EXTRACTED TEXT =
Types of Rehab Loans

Real estate investors have access to two types of rehab loans:

 

  1. Permanent Mortgage Loans for Rehabs – These are HomeStyle Renovation (HSR) loans offered by Fannie Mae, for owner-occupied renovations or single-unit investment properties. Very much like the FHA 203(k) mortgage, there are strict requirements for borrowers and strict guidelines for the loan.
  2. Hard Money Investor Rehab Loan – This type of rehab loan is offered by private lenders to assist investors with the purchase and renovation of investment properties. They are commonly used to finance single-family homes as well as multiple-unit properties. There is no set limit to the amount of properties that can be financed by a single investor. This is by far the most common type of rehab loan.

 

Why Should I Use an Investor Rehab Loan?

REQUIREMENT A = Copy out word for word the entries from the line containing "where is each" through the line containing "customer-name: Mitchelle Huntley", both lines included.

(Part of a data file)
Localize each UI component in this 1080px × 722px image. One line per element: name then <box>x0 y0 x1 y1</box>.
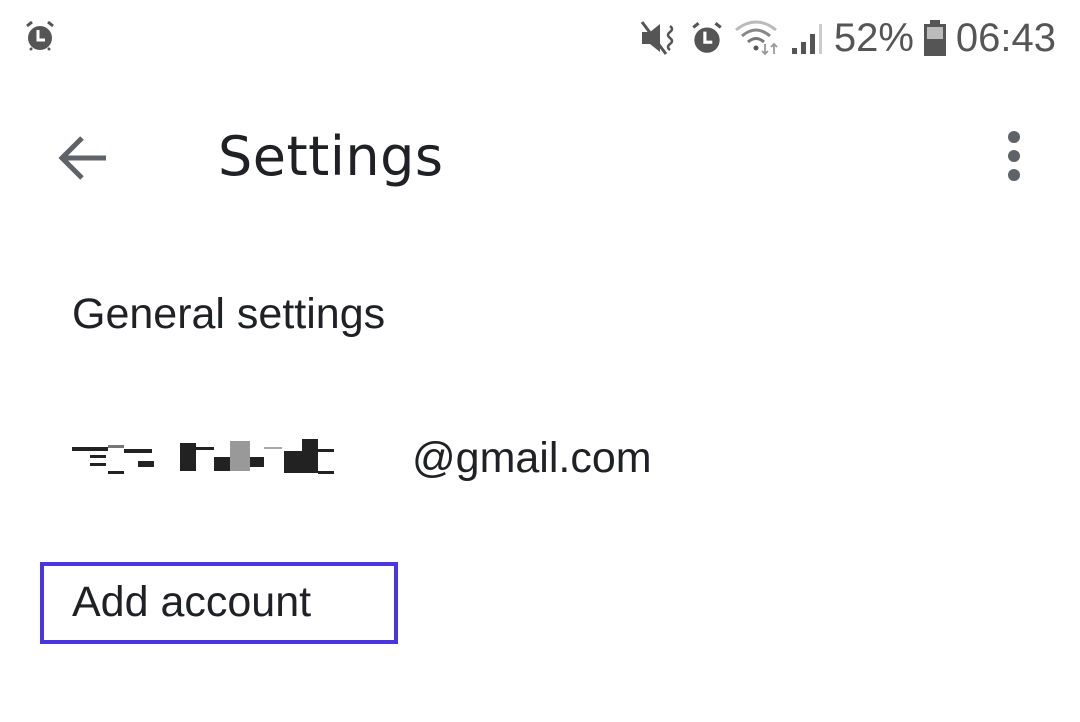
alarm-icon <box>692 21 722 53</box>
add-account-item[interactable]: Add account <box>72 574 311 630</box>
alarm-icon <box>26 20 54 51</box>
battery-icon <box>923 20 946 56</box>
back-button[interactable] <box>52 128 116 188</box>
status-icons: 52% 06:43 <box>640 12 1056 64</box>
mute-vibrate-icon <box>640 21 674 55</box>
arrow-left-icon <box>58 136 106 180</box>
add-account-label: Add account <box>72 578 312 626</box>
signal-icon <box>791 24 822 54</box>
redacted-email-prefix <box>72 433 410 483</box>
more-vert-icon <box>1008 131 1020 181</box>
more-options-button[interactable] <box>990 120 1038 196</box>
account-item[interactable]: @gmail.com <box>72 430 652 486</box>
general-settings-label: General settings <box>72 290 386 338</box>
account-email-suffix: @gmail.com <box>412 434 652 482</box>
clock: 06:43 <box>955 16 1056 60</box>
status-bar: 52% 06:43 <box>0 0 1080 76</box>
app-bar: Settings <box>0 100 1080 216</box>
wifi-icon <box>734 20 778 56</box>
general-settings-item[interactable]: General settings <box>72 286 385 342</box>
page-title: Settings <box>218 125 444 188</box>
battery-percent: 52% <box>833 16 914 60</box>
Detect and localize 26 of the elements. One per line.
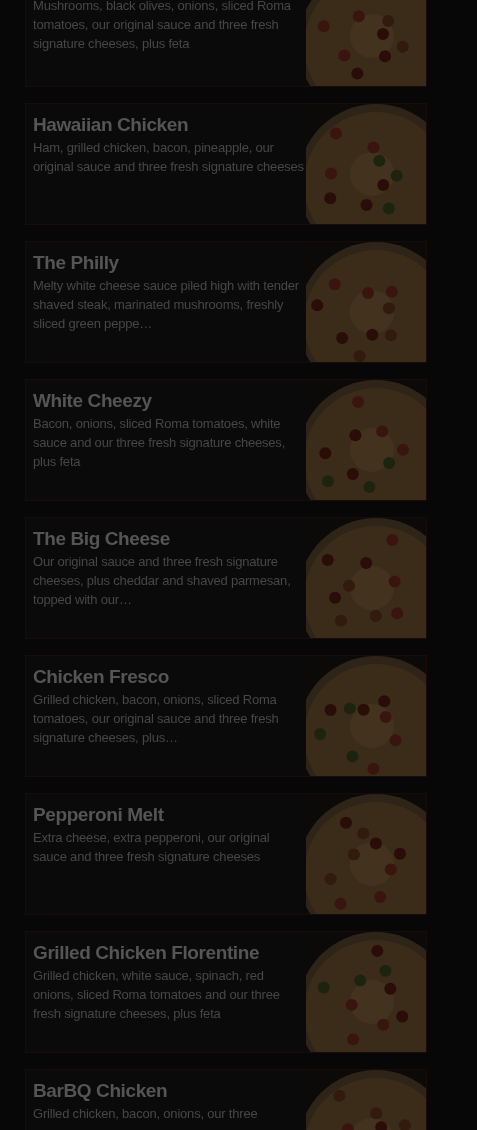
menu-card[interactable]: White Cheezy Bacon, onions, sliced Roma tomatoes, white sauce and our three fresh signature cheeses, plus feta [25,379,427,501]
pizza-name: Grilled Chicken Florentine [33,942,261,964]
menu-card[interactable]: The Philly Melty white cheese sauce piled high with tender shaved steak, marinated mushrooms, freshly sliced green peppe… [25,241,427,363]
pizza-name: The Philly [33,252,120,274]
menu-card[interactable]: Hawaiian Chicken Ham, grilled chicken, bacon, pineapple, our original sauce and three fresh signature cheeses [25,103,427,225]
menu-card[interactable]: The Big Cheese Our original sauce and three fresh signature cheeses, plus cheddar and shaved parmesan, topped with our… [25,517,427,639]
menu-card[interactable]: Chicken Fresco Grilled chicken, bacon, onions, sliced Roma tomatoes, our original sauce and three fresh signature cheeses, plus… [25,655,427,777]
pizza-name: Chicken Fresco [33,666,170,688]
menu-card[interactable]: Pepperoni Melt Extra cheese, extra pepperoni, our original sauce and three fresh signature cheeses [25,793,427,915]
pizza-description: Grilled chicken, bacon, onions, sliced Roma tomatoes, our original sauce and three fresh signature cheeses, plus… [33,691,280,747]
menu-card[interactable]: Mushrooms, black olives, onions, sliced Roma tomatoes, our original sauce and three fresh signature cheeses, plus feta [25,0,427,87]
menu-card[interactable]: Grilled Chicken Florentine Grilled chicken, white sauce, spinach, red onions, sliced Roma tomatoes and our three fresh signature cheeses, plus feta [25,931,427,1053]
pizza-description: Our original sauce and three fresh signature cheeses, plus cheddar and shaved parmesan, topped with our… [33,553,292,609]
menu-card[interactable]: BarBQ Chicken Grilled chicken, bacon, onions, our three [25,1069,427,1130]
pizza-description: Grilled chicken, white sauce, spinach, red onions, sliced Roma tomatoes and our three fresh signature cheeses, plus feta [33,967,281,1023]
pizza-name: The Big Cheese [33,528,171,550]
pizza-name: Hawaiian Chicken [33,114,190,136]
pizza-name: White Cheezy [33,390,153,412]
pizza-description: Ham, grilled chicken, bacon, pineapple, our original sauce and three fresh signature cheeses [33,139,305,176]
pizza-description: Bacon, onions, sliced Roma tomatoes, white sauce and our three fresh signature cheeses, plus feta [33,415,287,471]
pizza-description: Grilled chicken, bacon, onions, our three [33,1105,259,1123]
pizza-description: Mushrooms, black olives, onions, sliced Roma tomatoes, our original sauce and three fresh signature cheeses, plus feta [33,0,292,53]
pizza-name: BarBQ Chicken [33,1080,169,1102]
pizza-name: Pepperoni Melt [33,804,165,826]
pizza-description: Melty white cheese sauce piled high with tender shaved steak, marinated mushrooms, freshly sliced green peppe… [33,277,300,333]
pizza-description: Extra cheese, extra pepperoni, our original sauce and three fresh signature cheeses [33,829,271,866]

==

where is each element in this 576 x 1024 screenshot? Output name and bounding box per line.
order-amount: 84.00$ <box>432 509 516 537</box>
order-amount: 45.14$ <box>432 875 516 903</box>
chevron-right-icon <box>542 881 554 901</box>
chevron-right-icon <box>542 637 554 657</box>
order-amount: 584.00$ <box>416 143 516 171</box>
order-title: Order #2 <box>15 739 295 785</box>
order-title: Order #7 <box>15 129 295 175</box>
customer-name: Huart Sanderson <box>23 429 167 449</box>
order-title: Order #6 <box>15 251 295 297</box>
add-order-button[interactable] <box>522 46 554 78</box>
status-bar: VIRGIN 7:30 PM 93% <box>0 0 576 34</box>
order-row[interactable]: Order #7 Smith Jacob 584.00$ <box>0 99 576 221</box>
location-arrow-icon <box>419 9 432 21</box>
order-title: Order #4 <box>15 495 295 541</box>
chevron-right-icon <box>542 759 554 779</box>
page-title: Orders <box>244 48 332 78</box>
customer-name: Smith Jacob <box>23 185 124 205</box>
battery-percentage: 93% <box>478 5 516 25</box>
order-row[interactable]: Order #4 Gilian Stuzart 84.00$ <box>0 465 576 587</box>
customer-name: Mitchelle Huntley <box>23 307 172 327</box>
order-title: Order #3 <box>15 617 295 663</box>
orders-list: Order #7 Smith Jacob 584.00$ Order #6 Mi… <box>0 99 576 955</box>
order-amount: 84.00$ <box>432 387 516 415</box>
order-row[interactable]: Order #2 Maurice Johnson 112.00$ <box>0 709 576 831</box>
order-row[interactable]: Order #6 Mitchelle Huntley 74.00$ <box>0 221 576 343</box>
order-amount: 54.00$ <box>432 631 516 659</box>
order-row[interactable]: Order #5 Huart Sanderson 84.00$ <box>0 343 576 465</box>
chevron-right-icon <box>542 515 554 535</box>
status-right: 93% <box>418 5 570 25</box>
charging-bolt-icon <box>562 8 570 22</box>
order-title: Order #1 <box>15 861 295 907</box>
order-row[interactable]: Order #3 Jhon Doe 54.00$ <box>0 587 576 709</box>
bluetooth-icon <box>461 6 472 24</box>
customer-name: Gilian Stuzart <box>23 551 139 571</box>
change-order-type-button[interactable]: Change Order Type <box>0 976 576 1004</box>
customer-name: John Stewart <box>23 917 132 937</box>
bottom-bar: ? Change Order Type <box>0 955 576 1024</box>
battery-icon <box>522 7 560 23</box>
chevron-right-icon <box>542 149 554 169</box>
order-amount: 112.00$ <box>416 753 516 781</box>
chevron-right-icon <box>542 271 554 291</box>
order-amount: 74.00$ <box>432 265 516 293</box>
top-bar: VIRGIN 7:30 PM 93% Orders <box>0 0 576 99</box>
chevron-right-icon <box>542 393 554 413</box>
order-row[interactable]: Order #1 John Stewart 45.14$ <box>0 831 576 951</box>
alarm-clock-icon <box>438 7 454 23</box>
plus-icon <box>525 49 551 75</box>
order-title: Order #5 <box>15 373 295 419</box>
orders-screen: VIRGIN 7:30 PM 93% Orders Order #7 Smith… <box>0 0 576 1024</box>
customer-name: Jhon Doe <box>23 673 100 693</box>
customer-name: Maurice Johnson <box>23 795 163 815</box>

==

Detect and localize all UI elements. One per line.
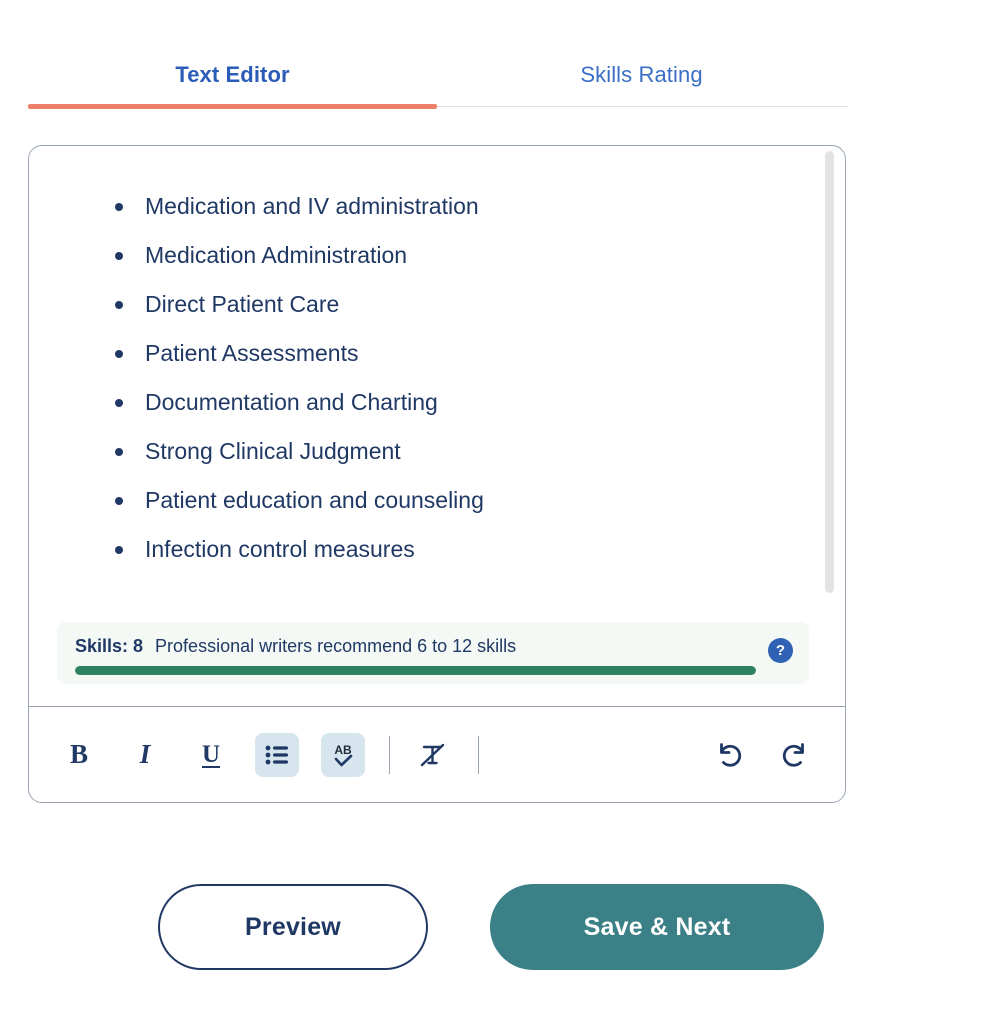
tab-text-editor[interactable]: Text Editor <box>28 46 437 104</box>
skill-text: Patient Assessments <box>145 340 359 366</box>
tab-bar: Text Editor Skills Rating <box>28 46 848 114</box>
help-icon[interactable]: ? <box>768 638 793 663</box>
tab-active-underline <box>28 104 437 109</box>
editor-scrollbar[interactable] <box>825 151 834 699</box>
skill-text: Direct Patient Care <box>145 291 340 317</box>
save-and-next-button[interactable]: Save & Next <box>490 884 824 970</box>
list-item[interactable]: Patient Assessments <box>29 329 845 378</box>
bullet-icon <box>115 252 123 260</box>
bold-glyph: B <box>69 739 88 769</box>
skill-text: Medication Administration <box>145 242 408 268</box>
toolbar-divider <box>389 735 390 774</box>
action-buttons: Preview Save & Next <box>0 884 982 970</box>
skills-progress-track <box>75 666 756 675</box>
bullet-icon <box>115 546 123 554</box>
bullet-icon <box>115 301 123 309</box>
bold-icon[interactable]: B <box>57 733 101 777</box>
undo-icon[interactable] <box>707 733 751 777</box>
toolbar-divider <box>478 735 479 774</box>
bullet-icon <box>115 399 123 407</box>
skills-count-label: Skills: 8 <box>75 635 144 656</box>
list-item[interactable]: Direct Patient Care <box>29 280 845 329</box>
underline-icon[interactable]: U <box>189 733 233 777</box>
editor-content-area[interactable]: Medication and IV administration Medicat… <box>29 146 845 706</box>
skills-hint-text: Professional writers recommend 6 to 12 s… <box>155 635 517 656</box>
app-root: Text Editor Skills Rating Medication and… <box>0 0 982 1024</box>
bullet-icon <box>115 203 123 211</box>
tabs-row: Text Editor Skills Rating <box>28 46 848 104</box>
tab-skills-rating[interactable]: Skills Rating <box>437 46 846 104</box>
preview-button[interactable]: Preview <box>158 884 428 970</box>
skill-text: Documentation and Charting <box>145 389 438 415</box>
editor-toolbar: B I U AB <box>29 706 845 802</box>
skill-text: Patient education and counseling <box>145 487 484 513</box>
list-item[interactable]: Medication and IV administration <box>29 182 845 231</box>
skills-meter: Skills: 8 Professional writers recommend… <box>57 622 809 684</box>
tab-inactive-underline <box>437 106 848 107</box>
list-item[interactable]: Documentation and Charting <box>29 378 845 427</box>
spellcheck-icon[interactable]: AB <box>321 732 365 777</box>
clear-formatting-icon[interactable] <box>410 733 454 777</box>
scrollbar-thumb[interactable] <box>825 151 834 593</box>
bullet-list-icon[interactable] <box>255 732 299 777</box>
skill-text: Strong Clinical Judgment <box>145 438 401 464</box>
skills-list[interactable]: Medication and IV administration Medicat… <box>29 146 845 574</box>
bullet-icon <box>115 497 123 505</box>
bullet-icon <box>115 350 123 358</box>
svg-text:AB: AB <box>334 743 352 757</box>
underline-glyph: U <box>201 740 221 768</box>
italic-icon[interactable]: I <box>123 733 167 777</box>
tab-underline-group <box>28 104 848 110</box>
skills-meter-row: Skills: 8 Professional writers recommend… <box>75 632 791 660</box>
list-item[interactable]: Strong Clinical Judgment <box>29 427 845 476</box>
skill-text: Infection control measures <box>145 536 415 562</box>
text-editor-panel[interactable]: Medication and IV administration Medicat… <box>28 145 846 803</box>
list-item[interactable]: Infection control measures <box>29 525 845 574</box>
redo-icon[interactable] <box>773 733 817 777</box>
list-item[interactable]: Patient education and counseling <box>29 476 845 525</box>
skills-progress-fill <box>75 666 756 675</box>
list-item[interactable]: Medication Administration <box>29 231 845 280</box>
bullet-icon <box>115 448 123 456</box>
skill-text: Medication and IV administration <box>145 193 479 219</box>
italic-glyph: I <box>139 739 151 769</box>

REQUIREMENT B = Pick up the text on rehab loans after its last line and keep writing it.

TASK RESPONSE A =
where is each element in this 576 x 1024 screenshot? Output name and bounding box per line.
order-amount: 84.00$ <box>432 509 516 537</box>
order-amount: 45.14$ <box>432 875 516 903</box>
chevron-right-icon <box>542 881 554 901</box>
chevron-right-icon <box>542 637 554 657</box>
order-amount: 584.00$ <box>416 143 516 171</box>
order-title: Order #2 <box>15 739 295 785</box>
order-title: Order #7 <box>15 129 295 175</box>
customer-name: Huart Sanderson <box>23 429 167 449</box>
order-title: Order #6 <box>15 251 295 297</box>
add-order-button[interactable] <box>522 46 554 78</box>
status-bar: VIRGIN 7:30 PM 93% <box>0 0 576 34</box>
order-row[interactable]: Order #7 Smith Jacob 584.00$ <box>0 99 576 221</box>
location-arrow-icon <box>419 9 432 21</box>
order-title: Order #4 <box>15 495 295 541</box>
chevron-right-icon <box>542 759 554 779</box>
page-title: Orders <box>244 48 332 78</box>
customer-name: Smith Jacob <box>23 185 124 205</box>
battery-percentage: 93% <box>478 5 516 25</box>
order-row[interactable]: Order #4 Gilian Stuzart 84.00$ <box>0 465 576 587</box>
customer-name: Mitchelle Huntley <box>23 307 172 327</box>

TASK RESPONSE B =
There are obvious benefits to using a rehab loan for purchasing and renovating property. Rehab loans typically have an abbreviated process that leads to quick approval. Moreover, they boast short financing terms, but have high interest rates and lender fees. With these loans, you can fund both the purchase and renovation costs of properties, whether single-family homes or multi-unit properties. In addition, rehab loans usually offer interest-only payments, therefore making it a great option for investors.

 

An investor rehab loan is granted as a percentage of a particular property’s anticipated after-repair-value (ARV). This is the amount the property is expected to bring when resold after renovations are completed.

 

Consider the following example: A property is listed for sale at $200,000; however, with approximately $75,000 in renovations, the property’s resale value would jump to $350,000. The ARV for this property would be $350,000. Most rehab lenders would agree to finance 70%-80% of the $350,000.

 

If you are examining properties for either long-term or short-term purchase or renovation, give us a call at Red Door Funding. We can answer all your questions regarding an investor rehab loan and provide the funding you need to get your project off the ground. Call (832) 539-1099 or contact us online for more information.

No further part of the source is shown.